=== Goal of the exercise ===
Leaving the pictures aside, transcribe every line below exactly.

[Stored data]
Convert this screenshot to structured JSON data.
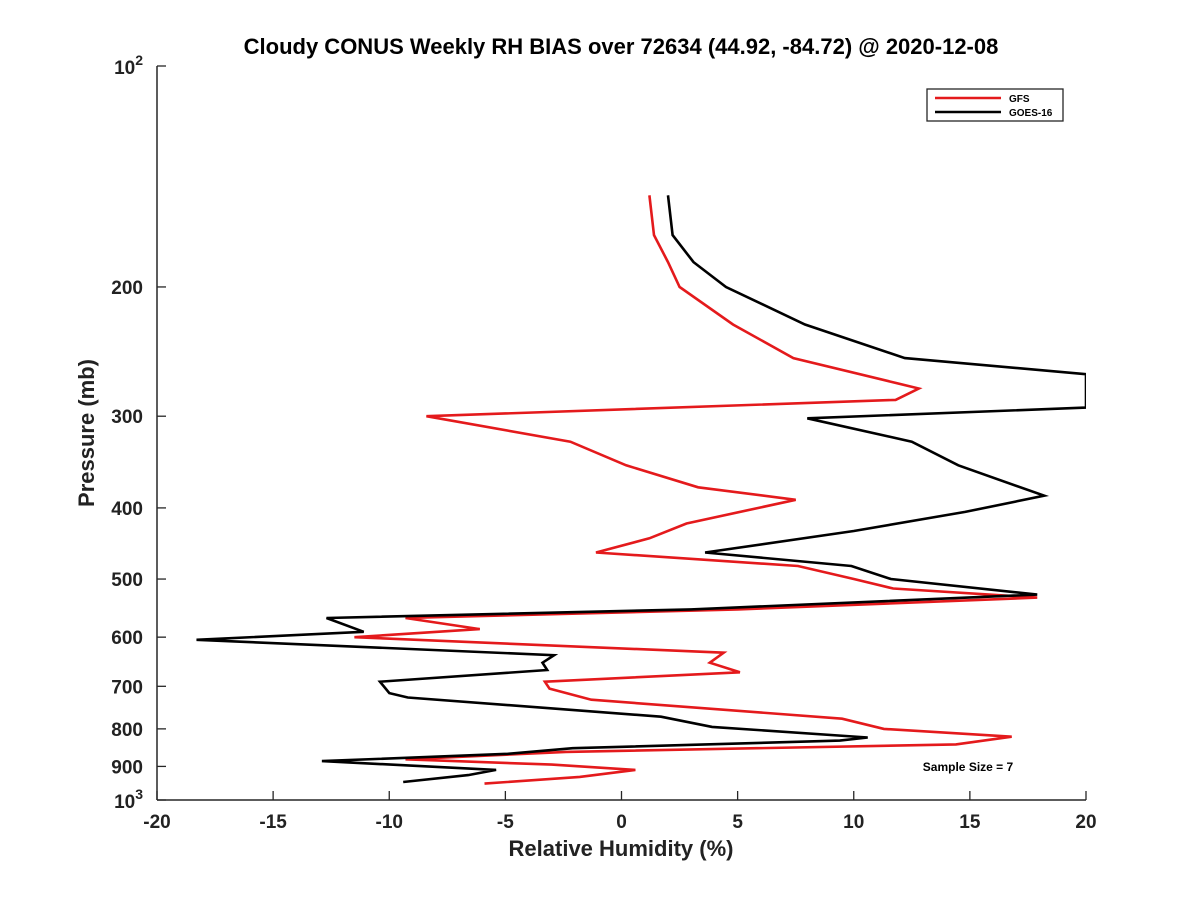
{
  "chart_data": {
    "type": "line",
    "title": "Cloudy CONUS Weekly RH BIAS over 72634 (44.92, -84.72) @ 2020-12-08",
    "xlabel": "Relative Humidity (%)",
    "ylabel": "Pressure (mb)",
    "xlim": [
      -20,
      20
    ],
    "ylim": [
      100,
      1000
    ],
    "y_scale": "log",
    "y_reversed": true,
    "grid": false,
    "legend_position": "top-right",
    "x_ticks": [
      {
        "value": -20,
        "label": "-20"
      },
      {
        "value": -15,
        "label": "-15"
      },
      {
        "value": -10,
        "label": "-10"
      },
      {
        "value": -5,
        "label": "-5"
      },
      {
        "value": 0,
        "label": "0"
      },
      {
        "value": 5,
        "label": "5"
      },
      {
        "value": 10,
        "label": "10"
      },
      {
        "value": 15,
        "label": "15"
      },
      {
        "value": 20,
        "label": "20"
      }
    ],
    "y_ticks": [
      {
        "value": 100,
        "base": "10",
        "exp": "2"
      },
      {
        "value": 200,
        "label": "200"
      },
      {
        "value": 300,
        "label": "300"
      },
      {
        "value": 400,
        "label": "400"
      },
      {
        "value": 500,
        "label": "500"
      },
      {
        "value": 600,
        "label": "600"
      },
      {
        "value": 700,
        "label": "700"
      },
      {
        "value": 800,
        "label": "800"
      },
      {
        "value": 900,
        "label": "900"
      },
      {
        "value": 1000,
        "base": "10",
        "exp": "3"
      }
    ],
    "series": [
      {
        "name": "GFS",
        "color": "#e41a1c",
        "points": [
          [
            1.2,
            150
          ],
          [
            1.4,
            170
          ],
          [
            2.0,
            185
          ],
          [
            2.5,
            200
          ],
          [
            4.8,
            225
          ],
          [
            7.4,
            250
          ],
          [
            12.8,
            275
          ],
          [
            11.8,
            285
          ],
          [
            -8.4,
            300
          ],
          [
            -2.2,
            325
          ],
          [
            0.2,
            350
          ],
          [
            3.3,
            375
          ],
          [
            7.5,
            390
          ],
          [
            2.8,
            420
          ],
          [
            1.2,
            440
          ],
          [
            -1.1,
            460
          ],
          [
            7.6,
            480
          ],
          [
            10.0,
            500
          ],
          [
            11.7,
            515
          ],
          [
            17.9,
            530
          ],
          [
            5.0,
            550
          ],
          [
            -9.3,
            565
          ],
          [
            -6.1,
            585
          ],
          [
            -11.5,
            600
          ],
          [
            4.4,
            630
          ],
          [
            3.8,
            650
          ],
          [
            5.1,
            670
          ],
          [
            -3.3,
            690
          ],
          [
            -3.1,
            705
          ],
          [
            -1.3,
            730
          ],
          [
            9.5,
            775
          ],
          [
            11.3,
            800
          ],
          [
            16.8,
            820
          ],
          [
            14.4,
            840
          ],
          [
            -2.4,
            860
          ],
          [
            -9.3,
            880
          ],
          [
            -3.0,
            895
          ],
          [
            0.6,
            910
          ],
          [
            -1.8,
            930
          ],
          [
            -5.9,
            950
          ]
        ]
      },
      {
        "name": "GOES-16",
        "color": "#000000",
        "points": [
          [
            2.0,
            150
          ],
          [
            2.2,
            170
          ],
          [
            3.1,
            185
          ],
          [
            4.5,
            200
          ],
          [
            7.9,
            225
          ],
          [
            12.2,
            250
          ],
          [
            20.0,
            263
          ],
          [
            20.0,
            292
          ],
          [
            8.0,
            302
          ],
          [
            12.5,
            325
          ],
          [
            14.5,
            350
          ],
          [
            18.2,
            385
          ],
          [
            14.8,
            405
          ],
          [
            10.0,
            430
          ],
          [
            3.6,
            460
          ],
          [
            9.9,
            480
          ],
          [
            11.6,
            500
          ],
          [
            17.9,
            525
          ],
          [
            3.0,
            550
          ],
          [
            -12.7,
            565
          ],
          [
            -11.1,
            590
          ],
          [
            -18.3,
            605
          ],
          [
            -2.9,
            635
          ],
          [
            -3.4,
            650
          ],
          [
            -3.2,
            665
          ],
          [
            -10.4,
            690
          ],
          [
            -10.0,
            715
          ],
          [
            -9.2,
            725
          ],
          [
            1.7,
            770
          ],
          [
            3.9,
            795
          ],
          [
            10.6,
            822
          ],
          [
            9.4,
            830
          ],
          [
            -2.1,
            850
          ],
          [
            -4.9,
            865
          ],
          [
            -12.9,
            885
          ],
          [
            -5.4,
            910
          ],
          [
            -6.6,
            925
          ],
          [
            -9.4,
            945
          ]
        ]
      }
    ],
    "annotations": [
      {
        "text": "Sample Size = 7"
      }
    ]
  }
}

=== Expected output ===
Convert this screenshot to structured JSON data.
{
  "chart_data": {
    "type": "line",
    "title": "Cloudy CONUS Weekly RH BIAS over 72634 (44.92, -84.72) @ 2020-12-08",
    "xlabel": "Relative Humidity (%)",
    "ylabel": "Pressure (mb)",
    "xlim": [
      -20,
      20
    ],
    "ylim": [
      100,
      1000
    ],
    "y_scale": "log",
    "y_reversed": true,
    "grid": false,
    "legend_position": "top-right",
    "x_ticks": [
      {
        "value": -20,
        "label": "-20"
      },
      {
        "value": -15,
        "label": "-15"
      },
      {
        "value": -10,
        "label": "-10"
      },
      {
        "value": -5,
        "label": "-5"
      },
      {
        "value": 0,
        "label": "0"
      },
      {
        "value": 5,
        "label": "5"
      },
      {
        "value": 10,
        "label": "10"
      },
      {
        "value": 15,
        "label": "15"
      },
      {
        "value": 20,
        "label": "20"
      }
    ],
    "y_ticks": [
      {
        "value": 100,
        "base": "10",
        "exp": "2"
      },
      {
        "value": 200,
        "label": "200"
      },
      {
        "value": 300,
        "label": "300"
      },
      {
        "value": 400,
        "label": "400"
      },
      {
        "value": 500,
        "label": "500"
      },
      {
        "value": 600,
        "label": "600"
      },
      {
        "value": 700,
        "label": "700"
      },
      {
        "value": 800,
        "label": "800"
      },
      {
        "value": 900,
        "label": "900"
      },
      {
        "value": 1000,
        "base": "10",
        "exp": "3"
      }
    ],
    "series": [
      {
        "name": "GFS",
        "color": "#e41a1c",
        "points": [
          [
            1.2,
            150
          ],
          [
            1.4,
            170
          ],
          [
            2.0,
            185
          ],
          [
            2.5,
            200
          ],
          [
            4.8,
            225
          ],
          [
            7.4,
            250
          ],
          [
            12.8,
            275
          ],
          [
            11.8,
            285
          ],
          [
            -8.4,
            300
          ],
          [
            -2.2,
            325
          ],
          [
            0.2,
            350
          ],
          [
            3.3,
            375
          ],
          [
            7.5,
            390
          ],
          [
            2.8,
            420
          ],
          [
            1.2,
            440
          ],
          [
            -1.1,
            460
          ],
          [
            7.6,
            480
          ],
          [
            10.0,
            500
          ],
          [
            11.7,
            515
          ],
          [
            17.9,
            530
          ],
          [
            5.0,
            550
          ],
          [
            -9.3,
            565
          ],
          [
            -6.1,
            585
          ],
          [
            -11.5,
            600
          ],
          [
            4.4,
            630
          ],
          [
            3.8,
            650
          ],
          [
            5.1,
            670
          ],
          [
            -3.3,
            690
          ],
          [
            -3.1,
            705
          ],
          [
            -1.3,
            730
          ],
          [
            9.5,
            775
          ],
          [
            11.3,
            800
          ],
          [
            16.8,
            820
          ],
          [
            14.4,
            840
          ],
          [
            -2.4,
            860
          ],
          [
            -9.3,
            880
          ],
          [
            -3.0,
            895
          ],
          [
            0.6,
            910
          ],
          [
            -1.8,
            930
          ],
          [
            -5.9,
            950
          ]
        ]
      },
      {
        "name": "GOES-16",
        "color": "#000000",
        "points": [
          [
            2.0,
            150
          ],
          [
            2.2,
            170
          ],
          [
            3.1,
            185
          ],
          [
            4.5,
            200
          ],
          [
            7.9,
            225
          ],
          [
            12.2,
            250
          ],
          [
            20.0,
            263
          ],
          [
            20.0,
            292
          ],
          [
            8.0,
            302
          ],
          [
            12.5,
            325
          ],
          [
            14.5,
            350
          ],
          [
            18.2,
            385
          ],
          [
            14.8,
            405
          ],
          [
            10.0,
            430
          ],
          [
            3.6,
            460
          ],
          [
            9.9,
            480
          ],
          [
            11.6,
            500
          ],
          [
            17.9,
            525
          ],
          [
            3.0,
            550
          ],
          [
            -12.7,
            565
          ],
          [
            -11.1,
            590
          ],
          [
            -18.3,
            605
          ],
          [
            -2.9,
            635
          ],
          [
            -3.4,
            650
          ],
          [
            -3.2,
            665
          ],
          [
            -10.4,
            690
          ],
          [
            -10.0,
            715
          ],
          [
            -9.2,
            725
          ],
          [
            1.7,
            770
          ],
          [
            3.9,
            795
          ],
          [
            10.6,
            822
          ],
          [
            9.4,
            830
          ],
          [
            -2.1,
            850
          ],
          [
            -4.9,
            865
          ],
          [
            -12.9,
            885
          ],
          [
            -5.4,
            910
          ],
          [
            -6.6,
            925
          ],
          [
            -9.4,
            945
          ]
        ]
      }
    ],
    "annotations": [
      {
        "text": "Sample Size = 7"
      }
    ]
  }
}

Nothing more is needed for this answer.